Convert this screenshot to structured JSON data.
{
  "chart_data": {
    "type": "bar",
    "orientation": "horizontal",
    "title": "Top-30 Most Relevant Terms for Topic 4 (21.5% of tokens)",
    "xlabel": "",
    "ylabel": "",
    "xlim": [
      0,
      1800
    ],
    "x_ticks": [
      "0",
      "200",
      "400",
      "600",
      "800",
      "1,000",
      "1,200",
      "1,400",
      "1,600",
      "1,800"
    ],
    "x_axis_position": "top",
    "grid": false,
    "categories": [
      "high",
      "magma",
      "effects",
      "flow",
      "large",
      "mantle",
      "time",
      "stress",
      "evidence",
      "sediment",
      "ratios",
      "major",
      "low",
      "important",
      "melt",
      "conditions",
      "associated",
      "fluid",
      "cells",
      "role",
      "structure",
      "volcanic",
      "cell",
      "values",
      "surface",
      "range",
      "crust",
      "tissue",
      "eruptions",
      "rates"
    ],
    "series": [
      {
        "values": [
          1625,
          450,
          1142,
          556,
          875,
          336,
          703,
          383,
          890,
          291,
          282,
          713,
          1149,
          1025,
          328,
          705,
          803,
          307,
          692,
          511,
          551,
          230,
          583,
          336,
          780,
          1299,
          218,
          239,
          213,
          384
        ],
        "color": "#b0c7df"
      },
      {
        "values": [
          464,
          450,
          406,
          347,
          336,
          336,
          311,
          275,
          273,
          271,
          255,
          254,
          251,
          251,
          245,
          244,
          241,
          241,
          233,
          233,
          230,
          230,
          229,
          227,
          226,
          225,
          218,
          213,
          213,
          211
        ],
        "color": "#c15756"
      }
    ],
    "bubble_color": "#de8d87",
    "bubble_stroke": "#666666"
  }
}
________________________________________
STATED TASK: Copy all the records above exactly, missing none.

SOLUTION TO THIS PROBLEM:
Convert this screenshot to structured JSON data.
{
  "chart_data": {
    "type": "bar",
    "orientation": "horizontal",
    "title": "Top-30 Most Relevant Terms for Topic 4 (21.5% of tokens)",
    "xlabel": "",
    "ylabel": "",
    "xlim": [
      0,
      1800
    ],
    "x_ticks": [
      "0",
      "200",
      "400",
      "600",
      "800",
      "1,000",
      "1,200",
      "1,400",
      "1,600",
      "1,800"
    ],
    "x_axis_position": "top",
    "grid": false,
    "categories": [
      "high",
      "magma",
      "effects",
      "flow",
      "large",
      "mantle",
      "time",
      "stress",
      "evidence",
      "sediment",
      "ratios",
      "major",
      "low",
      "important",
      "melt",
      "conditions",
      "associated",
      "fluid",
      "cells",
      "role",
      "structure",
      "volcanic",
      "cell",
      "values",
      "surface",
      "range",
      "crust",
      "tissue",
      "eruptions",
      "rates"
    ],
    "series": [
      {
        "values": [
          1625,
          450,
          1142,
          556,
          875,
          336,
          703,
          383,
          890,
          291,
          282,
          713,
          1149,
          1025,
          328,
          705,
          803,
          307,
          692,
          511,
          551,
          230,
          583,
          336,
          780,
          1299,
          218,
          239,
          213,
          384
        ],
        "color": "#b0c7df"
      },
      {
        "values": [
          464,
          450,
          406,
          347,
          336,
          336,
          311,
          275,
          273,
          271,
          255,
          254,
          251,
          251,
          245,
          244,
          241,
          241,
          233,
          233,
          230,
          230,
          229,
          227,
          226,
          225,
          218,
          213,
          213,
          211
        ],
        "color": "#c15756"
      }
    ],
    "bubble_color": "#de8d87",
    "bubble_stroke": "#666666"
  }
}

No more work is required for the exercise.